Directive:
Write out each of the lines below without any change, from the first line to the last.

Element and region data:

━━━

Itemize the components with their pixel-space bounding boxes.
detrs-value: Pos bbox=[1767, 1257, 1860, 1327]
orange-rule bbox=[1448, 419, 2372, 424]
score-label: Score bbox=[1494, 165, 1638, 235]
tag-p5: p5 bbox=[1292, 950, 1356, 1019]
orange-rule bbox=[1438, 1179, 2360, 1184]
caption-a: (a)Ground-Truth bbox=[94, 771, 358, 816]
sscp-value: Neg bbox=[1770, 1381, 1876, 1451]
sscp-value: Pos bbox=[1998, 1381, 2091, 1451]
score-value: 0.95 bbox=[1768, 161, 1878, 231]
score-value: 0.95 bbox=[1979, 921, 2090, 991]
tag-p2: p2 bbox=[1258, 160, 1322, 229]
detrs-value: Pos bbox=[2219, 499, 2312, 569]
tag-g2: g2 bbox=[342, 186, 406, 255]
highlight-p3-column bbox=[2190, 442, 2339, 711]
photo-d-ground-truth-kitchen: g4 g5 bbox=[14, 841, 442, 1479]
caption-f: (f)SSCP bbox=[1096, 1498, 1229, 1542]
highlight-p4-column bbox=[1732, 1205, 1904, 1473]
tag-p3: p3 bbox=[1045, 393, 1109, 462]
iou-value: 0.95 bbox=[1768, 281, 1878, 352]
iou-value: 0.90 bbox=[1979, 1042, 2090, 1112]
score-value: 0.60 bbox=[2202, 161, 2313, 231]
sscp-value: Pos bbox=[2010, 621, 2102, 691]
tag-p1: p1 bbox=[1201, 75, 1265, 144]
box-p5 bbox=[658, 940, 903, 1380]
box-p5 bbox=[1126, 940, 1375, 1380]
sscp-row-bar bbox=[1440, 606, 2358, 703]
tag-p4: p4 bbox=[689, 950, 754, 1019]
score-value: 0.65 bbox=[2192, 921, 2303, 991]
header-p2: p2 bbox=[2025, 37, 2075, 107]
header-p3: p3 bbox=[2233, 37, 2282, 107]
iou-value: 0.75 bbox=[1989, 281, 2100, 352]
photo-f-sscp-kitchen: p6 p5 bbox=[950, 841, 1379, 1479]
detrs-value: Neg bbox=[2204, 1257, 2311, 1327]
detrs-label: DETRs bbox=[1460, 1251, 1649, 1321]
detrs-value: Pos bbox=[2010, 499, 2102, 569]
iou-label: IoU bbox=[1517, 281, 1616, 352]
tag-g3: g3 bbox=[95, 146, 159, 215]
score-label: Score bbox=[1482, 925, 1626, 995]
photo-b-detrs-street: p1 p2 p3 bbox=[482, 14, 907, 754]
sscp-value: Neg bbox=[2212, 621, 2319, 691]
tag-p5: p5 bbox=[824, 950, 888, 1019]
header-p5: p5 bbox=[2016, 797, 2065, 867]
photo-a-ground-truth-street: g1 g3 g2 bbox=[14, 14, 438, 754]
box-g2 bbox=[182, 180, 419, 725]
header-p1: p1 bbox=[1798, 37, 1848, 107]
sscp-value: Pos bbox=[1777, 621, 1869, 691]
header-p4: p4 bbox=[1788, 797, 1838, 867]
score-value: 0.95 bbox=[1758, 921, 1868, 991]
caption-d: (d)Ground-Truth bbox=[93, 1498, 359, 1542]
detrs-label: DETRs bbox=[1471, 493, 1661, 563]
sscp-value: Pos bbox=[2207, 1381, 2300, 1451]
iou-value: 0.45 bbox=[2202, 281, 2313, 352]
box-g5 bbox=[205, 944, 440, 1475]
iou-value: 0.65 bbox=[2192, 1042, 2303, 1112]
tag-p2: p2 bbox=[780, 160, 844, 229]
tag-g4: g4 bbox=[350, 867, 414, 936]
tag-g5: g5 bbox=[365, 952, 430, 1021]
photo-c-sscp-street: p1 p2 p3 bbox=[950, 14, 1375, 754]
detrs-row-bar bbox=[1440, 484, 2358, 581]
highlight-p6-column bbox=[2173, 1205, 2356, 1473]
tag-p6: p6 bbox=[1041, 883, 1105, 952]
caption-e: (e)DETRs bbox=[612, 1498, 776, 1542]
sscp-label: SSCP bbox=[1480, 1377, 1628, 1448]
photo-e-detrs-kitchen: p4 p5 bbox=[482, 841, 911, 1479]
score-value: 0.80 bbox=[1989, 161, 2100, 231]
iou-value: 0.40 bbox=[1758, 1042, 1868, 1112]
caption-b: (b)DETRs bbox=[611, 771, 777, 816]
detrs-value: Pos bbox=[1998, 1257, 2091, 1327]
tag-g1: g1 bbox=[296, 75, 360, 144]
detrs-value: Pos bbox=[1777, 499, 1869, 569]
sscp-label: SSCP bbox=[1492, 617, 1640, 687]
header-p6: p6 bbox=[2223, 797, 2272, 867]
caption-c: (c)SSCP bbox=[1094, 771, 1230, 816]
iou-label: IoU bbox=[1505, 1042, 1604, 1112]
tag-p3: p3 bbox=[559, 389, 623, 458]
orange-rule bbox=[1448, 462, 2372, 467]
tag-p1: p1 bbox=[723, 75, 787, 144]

━━━

Correct response:
Itemize the components with their pixel-space bounding boxes.
detrs-value: Pos bbox=[1767, 1257, 1860, 1327]
orange-rule bbox=[1448, 419, 2372, 424]
score-label: Score bbox=[1494, 165, 1638, 235]
tag-p5: p5 bbox=[1292, 950, 1356, 1019]
orange-rule bbox=[1438, 1179, 2360, 1184]
caption-a: (a)Ground-Truth bbox=[94, 771, 358, 816]
sscp-value: Neg bbox=[1770, 1381, 1876, 1451]
sscp-value: Pos bbox=[1998, 1381, 2091, 1451]
score-value: 0.95 bbox=[1768, 161, 1878, 231]
score-value: 0.95 bbox=[1979, 921, 2090, 991]
tag-p2: p2 bbox=[1258, 160, 1322, 229]
detrs-value: Pos bbox=[2219, 499, 2312, 569]
tag-g2: g2 bbox=[342, 186, 406, 255]
highlight-p3-column bbox=[2190, 442, 2339, 711]
photo-d-ground-truth-kitchen: g4 g5 bbox=[14, 841, 442, 1479]
caption-f: (f)SSCP bbox=[1096, 1498, 1229, 1542]
highlight-p4-column bbox=[1732, 1205, 1904, 1473]
tag-p3: p3 bbox=[1045, 393, 1109, 462]
iou-value: 0.95 bbox=[1768, 281, 1878, 352]
iou-value: 0.90 bbox=[1979, 1042, 2090, 1112]
score-value: 0.60 bbox=[2202, 161, 2313, 231]
sscp-value: Pos bbox=[2010, 621, 2102, 691]
tag-p1: p1 bbox=[1201, 75, 1265, 144]
box-p5 bbox=[658, 940, 903, 1380]
box-p5 bbox=[1126, 940, 1375, 1380]
sscp-row-bar bbox=[1440, 606, 2358, 703]
tag-p4: p4 bbox=[689, 950, 754, 1019]
score-value: 0.65 bbox=[2192, 921, 2303, 991]
header-p2: p2 bbox=[2025, 37, 2075, 107]
header-p3: p3 bbox=[2233, 37, 2282, 107]
iou-value: 0.75 bbox=[1989, 281, 2100, 352]
photo-f-sscp-kitchen: p6 p5 bbox=[950, 841, 1379, 1479]
detrs-value: Neg bbox=[2204, 1257, 2311, 1327]
detrs-label: DETRs bbox=[1460, 1251, 1649, 1321]
detrs-value: Pos bbox=[2010, 499, 2102, 569]
iou-label: IoU bbox=[1517, 281, 1616, 352]
tag-g3: g3 bbox=[95, 146, 159, 215]
score-label: Score bbox=[1482, 925, 1626, 995]
photo-b-detrs-street: p1 p2 p3 bbox=[482, 14, 907, 754]
sscp-value: Neg bbox=[2212, 621, 2319, 691]
tag-p5: p5 bbox=[824, 950, 888, 1019]
header-p5: p5 bbox=[2016, 797, 2065, 867]
photo-a-ground-truth-street: g1 g3 g2 bbox=[14, 14, 438, 754]
box-g2 bbox=[182, 180, 419, 725]
header-p1: p1 bbox=[1798, 37, 1848, 107]
sscp-value: Pos bbox=[1777, 621, 1869, 691]
header-p4: p4 bbox=[1788, 797, 1838, 867]
score-value: 0.95 bbox=[1758, 921, 1868, 991]
caption-d: (d)Ground-Truth bbox=[93, 1498, 359, 1542]
detrs-label: DETRs bbox=[1471, 493, 1661, 563]
sscp-value: Pos bbox=[2207, 1381, 2300, 1451]
iou-value: 0.45 bbox=[2202, 281, 2313, 352]
box-g5 bbox=[205, 944, 440, 1475]
iou-value: 0.65 bbox=[2192, 1042, 2303, 1112]
tag-p2: p2 bbox=[780, 160, 844, 229]
tag-g4: g4 bbox=[350, 867, 414, 936]
tag-g5: g5 bbox=[365, 952, 430, 1021]
photo-c-sscp-street: p1 p2 p3 bbox=[950, 14, 1375, 754]
detrs-row-bar bbox=[1440, 484, 2358, 581]
highlight-p6-column bbox=[2173, 1205, 2356, 1473]
tag-p6: p6 bbox=[1041, 883, 1105, 952]
caption-e: (e)DETRs bbox=[612, 1498, 776, 1542]
sscp-label: SSCP bbox=[1480, 1377, 1628, 1448]
photo-e-detrs-kitchen: p4 p5 bbox=[482, 841, 911, 1479]
score-value: 0.80 bbox=[1989, 161, 2100, 231]
iou-value: 0.40 bbox=[1758, 1042, 1868, 1112]
caption-b: (b)DETRs bbox=[611, 771, 777, 816]
detrs-value: Pos bbox=[1998, 1257, 2091, 1327]
tag-g1: g1 bbox=[296, 75, 360, 144]
detrs-value: Pos bbox=[1777, 499, 1869, 569]
sscp-label: SSCP bbox=[1492, 617, 1640, 687]
header-p6: p6 bbox=[2223, 797, 2272, 867]
caption-c: (c)SSCP bbox=[1094, 771, 1230, 816]
iou-label: IoU bbox=[1505, 1042, 1604, 1112]
tag-p3: p3 bbox=[559, 389, 623, 458]
orange-rule bbox=[1448, 462, 2372, 467]
tag-p1: p1 bbox=[723, 75, 787, 144]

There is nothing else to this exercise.